begin PROVIDED MATERIAL

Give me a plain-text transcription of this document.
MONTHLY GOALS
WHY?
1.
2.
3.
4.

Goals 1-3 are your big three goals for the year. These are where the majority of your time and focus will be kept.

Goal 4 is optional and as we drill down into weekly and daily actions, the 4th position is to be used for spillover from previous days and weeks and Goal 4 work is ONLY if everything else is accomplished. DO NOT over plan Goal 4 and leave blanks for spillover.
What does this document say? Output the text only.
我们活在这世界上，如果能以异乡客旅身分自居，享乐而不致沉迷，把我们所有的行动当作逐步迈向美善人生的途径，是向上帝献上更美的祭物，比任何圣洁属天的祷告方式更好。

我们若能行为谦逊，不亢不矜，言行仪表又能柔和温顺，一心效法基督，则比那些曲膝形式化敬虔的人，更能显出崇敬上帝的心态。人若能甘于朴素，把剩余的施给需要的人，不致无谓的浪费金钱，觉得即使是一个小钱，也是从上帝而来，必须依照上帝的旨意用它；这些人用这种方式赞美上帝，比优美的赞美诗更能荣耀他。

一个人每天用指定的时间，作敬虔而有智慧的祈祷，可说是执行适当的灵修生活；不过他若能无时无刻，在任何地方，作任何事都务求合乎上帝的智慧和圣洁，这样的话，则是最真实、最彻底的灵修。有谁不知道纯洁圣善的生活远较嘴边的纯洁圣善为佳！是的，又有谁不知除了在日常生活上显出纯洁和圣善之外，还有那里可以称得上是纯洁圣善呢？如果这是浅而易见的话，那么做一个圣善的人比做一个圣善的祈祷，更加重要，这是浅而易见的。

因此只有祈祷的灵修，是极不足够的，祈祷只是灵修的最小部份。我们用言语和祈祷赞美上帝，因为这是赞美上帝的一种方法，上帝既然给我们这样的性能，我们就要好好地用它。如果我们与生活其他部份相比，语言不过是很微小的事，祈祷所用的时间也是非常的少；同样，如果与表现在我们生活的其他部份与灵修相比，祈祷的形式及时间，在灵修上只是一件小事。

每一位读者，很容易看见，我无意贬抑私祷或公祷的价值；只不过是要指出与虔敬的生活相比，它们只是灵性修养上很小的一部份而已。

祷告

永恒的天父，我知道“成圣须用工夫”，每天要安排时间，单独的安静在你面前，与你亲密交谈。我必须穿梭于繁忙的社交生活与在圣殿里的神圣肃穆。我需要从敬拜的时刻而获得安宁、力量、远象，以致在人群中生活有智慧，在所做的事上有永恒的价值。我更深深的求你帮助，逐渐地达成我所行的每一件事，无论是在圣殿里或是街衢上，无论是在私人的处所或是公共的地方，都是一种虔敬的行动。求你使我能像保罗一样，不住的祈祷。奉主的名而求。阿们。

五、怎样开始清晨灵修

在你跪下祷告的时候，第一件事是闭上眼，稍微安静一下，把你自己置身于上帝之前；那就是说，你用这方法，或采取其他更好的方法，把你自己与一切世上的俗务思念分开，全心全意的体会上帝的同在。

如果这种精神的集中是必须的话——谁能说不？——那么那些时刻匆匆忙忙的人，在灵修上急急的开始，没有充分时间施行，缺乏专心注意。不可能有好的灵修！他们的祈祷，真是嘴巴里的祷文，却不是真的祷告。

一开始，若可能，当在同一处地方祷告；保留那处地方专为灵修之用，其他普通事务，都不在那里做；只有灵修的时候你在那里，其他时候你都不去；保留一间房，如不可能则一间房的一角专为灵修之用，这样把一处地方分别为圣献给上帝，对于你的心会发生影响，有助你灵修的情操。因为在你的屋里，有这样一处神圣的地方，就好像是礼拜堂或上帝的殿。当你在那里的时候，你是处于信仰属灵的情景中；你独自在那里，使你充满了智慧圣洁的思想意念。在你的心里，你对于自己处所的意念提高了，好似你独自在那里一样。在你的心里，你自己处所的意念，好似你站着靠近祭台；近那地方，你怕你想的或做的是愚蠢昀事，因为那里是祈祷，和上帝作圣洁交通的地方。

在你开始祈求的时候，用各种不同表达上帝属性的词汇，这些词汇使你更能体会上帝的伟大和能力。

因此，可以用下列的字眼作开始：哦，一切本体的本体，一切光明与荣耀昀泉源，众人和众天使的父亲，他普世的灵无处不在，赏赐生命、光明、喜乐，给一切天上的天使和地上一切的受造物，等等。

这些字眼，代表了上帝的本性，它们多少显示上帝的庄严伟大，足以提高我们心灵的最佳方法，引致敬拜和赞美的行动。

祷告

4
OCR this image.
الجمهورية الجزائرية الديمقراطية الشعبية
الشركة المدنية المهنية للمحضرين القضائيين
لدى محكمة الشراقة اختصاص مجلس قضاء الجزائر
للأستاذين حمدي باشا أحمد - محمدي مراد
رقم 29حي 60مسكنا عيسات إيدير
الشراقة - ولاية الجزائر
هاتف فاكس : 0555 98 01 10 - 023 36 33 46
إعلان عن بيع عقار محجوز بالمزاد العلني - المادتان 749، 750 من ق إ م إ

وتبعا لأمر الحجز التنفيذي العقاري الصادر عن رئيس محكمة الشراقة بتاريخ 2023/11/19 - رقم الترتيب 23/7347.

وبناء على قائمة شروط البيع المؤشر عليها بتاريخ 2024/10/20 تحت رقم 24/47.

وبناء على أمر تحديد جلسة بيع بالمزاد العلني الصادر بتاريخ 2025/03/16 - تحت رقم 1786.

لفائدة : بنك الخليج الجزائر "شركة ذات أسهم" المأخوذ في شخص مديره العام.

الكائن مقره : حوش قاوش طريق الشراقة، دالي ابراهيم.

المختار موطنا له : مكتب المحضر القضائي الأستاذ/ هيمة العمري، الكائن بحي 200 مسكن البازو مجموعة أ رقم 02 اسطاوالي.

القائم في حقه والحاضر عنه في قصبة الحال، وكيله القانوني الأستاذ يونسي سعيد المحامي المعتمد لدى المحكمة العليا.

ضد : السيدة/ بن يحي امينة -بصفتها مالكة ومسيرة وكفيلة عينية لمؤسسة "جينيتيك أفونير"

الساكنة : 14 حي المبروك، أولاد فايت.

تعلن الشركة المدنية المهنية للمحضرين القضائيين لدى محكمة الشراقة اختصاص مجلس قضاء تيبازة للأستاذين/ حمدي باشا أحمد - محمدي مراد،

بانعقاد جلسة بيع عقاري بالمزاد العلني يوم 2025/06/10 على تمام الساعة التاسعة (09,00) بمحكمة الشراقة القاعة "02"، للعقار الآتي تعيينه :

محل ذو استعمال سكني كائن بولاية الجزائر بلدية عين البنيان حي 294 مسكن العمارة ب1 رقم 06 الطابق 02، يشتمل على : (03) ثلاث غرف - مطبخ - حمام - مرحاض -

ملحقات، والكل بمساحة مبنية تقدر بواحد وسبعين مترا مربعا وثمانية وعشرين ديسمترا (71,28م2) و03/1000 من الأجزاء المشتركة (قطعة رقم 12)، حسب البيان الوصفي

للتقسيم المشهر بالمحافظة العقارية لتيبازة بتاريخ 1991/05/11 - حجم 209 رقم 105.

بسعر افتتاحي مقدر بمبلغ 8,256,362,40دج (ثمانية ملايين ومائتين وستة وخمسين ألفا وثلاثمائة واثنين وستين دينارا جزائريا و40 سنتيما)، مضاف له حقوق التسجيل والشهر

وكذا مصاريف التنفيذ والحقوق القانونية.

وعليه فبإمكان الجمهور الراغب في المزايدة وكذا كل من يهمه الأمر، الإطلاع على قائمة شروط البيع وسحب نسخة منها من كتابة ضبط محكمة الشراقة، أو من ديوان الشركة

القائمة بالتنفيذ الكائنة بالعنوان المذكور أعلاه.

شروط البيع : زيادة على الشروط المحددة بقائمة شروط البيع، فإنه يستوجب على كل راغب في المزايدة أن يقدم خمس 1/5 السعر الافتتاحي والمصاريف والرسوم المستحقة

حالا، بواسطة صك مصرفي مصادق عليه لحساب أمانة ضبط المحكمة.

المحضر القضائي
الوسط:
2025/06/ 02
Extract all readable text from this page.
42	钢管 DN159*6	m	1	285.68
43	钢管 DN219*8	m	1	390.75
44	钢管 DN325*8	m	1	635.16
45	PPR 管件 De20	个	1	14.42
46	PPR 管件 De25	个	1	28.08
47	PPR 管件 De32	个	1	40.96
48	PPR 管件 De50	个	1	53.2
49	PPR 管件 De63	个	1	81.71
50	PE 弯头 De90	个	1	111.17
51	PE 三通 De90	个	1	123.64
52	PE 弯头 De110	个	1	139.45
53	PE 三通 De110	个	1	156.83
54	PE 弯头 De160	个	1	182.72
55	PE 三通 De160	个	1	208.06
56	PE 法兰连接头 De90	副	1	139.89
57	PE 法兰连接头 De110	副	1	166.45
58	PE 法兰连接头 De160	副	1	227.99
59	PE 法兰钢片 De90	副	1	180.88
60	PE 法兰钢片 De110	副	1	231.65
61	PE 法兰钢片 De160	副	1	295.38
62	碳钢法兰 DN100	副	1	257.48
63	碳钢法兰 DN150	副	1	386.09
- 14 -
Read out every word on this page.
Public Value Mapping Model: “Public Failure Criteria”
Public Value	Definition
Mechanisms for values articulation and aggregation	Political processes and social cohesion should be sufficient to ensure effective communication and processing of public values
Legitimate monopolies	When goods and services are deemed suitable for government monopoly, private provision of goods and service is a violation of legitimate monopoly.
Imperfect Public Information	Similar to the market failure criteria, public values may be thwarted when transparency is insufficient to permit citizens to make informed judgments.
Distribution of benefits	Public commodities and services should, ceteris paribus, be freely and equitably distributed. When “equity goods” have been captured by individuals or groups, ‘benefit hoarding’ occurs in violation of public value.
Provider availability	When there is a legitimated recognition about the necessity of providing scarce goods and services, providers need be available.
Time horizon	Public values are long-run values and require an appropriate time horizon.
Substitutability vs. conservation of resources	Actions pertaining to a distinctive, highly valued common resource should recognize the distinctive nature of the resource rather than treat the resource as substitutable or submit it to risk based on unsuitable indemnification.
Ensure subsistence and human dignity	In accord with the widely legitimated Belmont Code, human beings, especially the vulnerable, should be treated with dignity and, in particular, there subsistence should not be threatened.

end PROVIDED MATERIAL

## WHAT YOU ARE ASKED TO DO
Read the entries and show each line that mentions "from".

## FULL RESPONSE
Goal 4 is optional and as we drill down into weekly and daily actions, the 4th position is to be used for spillover from previous days and weeks and Goal 4 work is ONLY if everything else is accomplished. DO NOT over plan Goal 4 and leave blanks for spillover.
Extract all readable text from this page.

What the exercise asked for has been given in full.